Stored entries
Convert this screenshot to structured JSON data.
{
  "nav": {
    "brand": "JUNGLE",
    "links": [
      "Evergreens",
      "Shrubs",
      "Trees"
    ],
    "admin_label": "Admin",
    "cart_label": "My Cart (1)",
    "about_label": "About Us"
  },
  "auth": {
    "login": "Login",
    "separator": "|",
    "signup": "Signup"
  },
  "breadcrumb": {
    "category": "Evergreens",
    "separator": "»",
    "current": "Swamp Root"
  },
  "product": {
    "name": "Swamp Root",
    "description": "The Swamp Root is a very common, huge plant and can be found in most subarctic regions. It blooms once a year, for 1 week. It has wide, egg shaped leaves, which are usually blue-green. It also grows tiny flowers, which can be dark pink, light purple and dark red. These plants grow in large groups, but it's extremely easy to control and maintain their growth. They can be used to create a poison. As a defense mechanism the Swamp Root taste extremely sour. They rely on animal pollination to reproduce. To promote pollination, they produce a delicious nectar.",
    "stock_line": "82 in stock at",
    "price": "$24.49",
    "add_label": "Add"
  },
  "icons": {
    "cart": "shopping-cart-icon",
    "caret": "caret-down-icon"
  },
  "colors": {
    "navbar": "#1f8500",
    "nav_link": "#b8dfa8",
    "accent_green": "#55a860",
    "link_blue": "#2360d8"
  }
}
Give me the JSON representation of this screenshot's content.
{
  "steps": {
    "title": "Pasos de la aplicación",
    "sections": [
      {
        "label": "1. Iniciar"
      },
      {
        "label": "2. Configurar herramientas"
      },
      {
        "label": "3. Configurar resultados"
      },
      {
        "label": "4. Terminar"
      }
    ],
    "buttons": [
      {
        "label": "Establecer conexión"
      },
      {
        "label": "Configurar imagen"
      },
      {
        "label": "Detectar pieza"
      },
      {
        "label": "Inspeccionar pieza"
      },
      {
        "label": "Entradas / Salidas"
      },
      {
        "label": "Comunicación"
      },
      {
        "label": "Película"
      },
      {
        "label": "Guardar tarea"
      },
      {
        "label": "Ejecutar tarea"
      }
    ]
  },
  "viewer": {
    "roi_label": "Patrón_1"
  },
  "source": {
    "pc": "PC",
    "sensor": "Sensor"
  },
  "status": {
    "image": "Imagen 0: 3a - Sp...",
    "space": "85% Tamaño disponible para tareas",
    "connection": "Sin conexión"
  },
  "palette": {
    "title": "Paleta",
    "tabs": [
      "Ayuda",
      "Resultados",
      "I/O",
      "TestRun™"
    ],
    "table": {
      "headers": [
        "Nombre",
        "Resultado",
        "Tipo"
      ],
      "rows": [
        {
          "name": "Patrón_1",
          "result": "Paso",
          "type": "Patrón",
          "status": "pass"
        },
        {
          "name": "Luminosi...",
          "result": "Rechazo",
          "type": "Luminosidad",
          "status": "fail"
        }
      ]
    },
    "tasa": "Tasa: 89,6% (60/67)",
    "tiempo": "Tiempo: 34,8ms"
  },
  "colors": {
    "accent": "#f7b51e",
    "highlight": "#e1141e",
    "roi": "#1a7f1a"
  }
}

WHAT IS REQUIRED
Return each line with "pieza".

REPLY TO THE TASK
        "label": "Detectar pieza"
        "label": "Inspeccionar pieza"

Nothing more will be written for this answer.